Data listing
------------------------------

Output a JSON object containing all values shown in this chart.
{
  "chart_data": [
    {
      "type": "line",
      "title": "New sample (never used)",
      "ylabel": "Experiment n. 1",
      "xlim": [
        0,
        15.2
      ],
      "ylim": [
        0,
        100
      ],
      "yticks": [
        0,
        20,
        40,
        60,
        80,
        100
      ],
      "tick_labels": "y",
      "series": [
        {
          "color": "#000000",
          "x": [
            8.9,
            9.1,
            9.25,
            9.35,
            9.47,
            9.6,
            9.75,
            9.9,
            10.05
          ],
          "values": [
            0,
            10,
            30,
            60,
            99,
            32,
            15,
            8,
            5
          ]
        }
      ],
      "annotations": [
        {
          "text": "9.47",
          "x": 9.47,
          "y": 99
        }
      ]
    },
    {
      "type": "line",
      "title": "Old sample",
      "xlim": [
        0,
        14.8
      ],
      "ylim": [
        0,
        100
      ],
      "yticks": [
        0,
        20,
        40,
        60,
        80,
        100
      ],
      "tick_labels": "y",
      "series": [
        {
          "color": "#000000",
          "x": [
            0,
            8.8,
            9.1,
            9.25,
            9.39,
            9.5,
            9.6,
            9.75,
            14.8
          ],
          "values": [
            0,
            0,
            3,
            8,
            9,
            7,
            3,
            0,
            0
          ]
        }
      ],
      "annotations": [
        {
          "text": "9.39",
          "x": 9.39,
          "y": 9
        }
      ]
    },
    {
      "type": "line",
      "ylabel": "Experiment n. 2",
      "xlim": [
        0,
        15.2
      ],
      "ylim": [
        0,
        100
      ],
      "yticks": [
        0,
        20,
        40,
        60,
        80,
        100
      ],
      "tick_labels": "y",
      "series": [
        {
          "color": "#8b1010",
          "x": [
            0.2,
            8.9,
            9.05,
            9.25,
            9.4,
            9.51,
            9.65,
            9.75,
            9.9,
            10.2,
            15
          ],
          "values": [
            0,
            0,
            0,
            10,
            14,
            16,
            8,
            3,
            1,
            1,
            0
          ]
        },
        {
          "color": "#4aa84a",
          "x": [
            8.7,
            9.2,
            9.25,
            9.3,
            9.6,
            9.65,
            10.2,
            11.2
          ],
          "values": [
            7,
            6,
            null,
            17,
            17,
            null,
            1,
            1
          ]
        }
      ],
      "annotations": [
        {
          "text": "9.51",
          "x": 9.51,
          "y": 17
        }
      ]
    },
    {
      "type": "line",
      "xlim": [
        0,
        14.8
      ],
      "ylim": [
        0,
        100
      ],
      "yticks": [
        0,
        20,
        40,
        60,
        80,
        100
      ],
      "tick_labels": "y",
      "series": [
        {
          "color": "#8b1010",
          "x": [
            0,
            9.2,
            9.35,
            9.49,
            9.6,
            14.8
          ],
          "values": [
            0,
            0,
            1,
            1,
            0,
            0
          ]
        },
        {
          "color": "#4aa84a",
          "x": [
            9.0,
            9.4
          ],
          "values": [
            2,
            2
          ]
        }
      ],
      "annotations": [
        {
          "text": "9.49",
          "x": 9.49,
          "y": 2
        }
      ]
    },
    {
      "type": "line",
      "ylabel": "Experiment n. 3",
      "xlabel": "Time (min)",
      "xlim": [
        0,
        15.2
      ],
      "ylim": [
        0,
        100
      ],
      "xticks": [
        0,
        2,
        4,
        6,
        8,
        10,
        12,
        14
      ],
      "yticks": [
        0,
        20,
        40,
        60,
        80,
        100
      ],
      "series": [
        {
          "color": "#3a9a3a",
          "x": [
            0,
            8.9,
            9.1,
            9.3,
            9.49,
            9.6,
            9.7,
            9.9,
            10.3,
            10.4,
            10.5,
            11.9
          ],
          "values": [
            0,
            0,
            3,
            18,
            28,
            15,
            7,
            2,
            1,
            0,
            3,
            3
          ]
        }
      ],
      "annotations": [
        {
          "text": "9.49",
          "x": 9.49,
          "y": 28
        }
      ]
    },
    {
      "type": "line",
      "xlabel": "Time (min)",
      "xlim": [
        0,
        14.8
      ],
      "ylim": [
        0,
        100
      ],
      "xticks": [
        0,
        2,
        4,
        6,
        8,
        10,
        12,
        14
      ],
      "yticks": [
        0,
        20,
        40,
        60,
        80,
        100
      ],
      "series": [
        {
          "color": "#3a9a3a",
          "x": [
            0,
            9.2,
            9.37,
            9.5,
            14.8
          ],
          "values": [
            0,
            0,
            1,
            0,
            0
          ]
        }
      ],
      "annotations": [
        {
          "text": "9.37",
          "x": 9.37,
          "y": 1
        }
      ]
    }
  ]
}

------------------------------

[To be done]:
In the entries above, find each line with the word "ylabel" and show it.

[Correct response]:
      "ylabel": "Experiment n. 1",
      "ylabel": "Experiment n. 2",
      "ylabel": "Experiment n. 3",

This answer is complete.